▶ _Exercise objective_
Transcribe every line of the listing below without any deviation.

▶ _Supplied records_
========================
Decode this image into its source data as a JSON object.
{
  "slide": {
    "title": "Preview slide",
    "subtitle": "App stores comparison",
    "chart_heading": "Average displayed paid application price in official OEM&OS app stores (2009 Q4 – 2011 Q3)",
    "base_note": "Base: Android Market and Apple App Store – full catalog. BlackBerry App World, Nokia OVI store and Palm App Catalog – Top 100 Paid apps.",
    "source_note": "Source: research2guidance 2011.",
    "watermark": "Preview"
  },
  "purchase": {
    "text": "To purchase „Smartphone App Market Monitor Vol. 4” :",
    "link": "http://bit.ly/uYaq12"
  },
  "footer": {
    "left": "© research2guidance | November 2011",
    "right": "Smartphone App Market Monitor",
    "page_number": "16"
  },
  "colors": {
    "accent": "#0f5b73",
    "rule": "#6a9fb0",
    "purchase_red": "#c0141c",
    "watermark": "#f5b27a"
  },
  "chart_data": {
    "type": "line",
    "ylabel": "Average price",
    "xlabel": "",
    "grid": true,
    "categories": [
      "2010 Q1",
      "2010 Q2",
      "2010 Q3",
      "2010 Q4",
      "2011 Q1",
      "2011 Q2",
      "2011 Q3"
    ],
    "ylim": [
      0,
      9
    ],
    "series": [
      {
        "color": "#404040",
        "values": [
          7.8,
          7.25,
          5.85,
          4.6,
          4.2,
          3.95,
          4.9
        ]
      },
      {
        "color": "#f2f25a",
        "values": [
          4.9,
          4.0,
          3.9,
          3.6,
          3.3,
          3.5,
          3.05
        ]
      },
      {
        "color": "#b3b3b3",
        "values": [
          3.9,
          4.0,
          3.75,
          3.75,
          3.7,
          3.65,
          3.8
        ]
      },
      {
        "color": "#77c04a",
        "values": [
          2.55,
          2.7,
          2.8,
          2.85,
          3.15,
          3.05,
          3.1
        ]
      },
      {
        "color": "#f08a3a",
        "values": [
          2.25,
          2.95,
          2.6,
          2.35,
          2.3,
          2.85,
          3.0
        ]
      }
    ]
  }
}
========================
▶ _Finished answer_
Decode this image into its source data as a JSON object.
{
  "slide": {
    "title": "Preview slide",
    "subtitle": "App stores comparison",
    "chart_heading": "Average displayed paid application price in official OEM&OS app stores (2009 Q4 – 2011 Q3)",
    "base_note": "Base: Android Market and Apple App Store – full catalog. BlackBerry App World, Nokia OVI store and Palm App Catalog – Top 100 Paid apps.",
    "source_note": "Source: research2guidance 2011.",
    "watermark": "Preview"
  },
  "purchase": {
    "text": "To purchase „Smartphone App Market Monitor Vol. 4” :",
    "link": "http://bit.ly/uYaq12"
  },
  "footer": {
    "left": "© research2guidance | November 2011",
    "right": "Smartphone App Market Monitor",
    "page_number": "16"
  },
  "colors": {
    "accent": "#0f5b73",
    "rule": "#6a9fb0",
    "purchase_red": "#c0141c",
    "watermark": "#f5b27a"
  },
  "chart_data": {
    "type": "line",
    "ylabel": "Average price",
    "xlabel": "",
    "grid": true,
    "categories": [
      "2010 Q1",
      "2010 Q2",
      "2010 Q3",
      "2010 Q4",
      "2011 Q1",
      "2011 Q2",
      "2011 Q3"
    ],
    "ylim": [
      0,
      9
    ],
    "series": [
      {
        "color": "#404040",
        "values": [
          7.8,
          7.25,
          5.85,
          4.6,
          4.2,
          3.95,
          4.9
        ]
      },
      {
        "color": "#f2f25a",
        "values": [
          4.9,
          4.0,
          3.9,
          3.6,
          3.3,
          3.5,
          3.05
        ]
      },
      {
        "color": "#b3b3b3",
        "values": [
          3.9,
          4.0,
          3.75,
          3.75,
          3.7,
          3.65,
          3.8
        ]
      },
      {
        "color": "#77c04a",
        "values": [
          2.55,
          2.7,
          2.8,
          2.85,
          3.15,
          3.05,
          3.1
        ]
      },
      {
        "color": "#f08a3a",
        "values": [
          2.25,
          2.95,
          2.6,
          2.35,
          2.3,
          2.85,
          3.0
        ]
      }
    ]
  }
}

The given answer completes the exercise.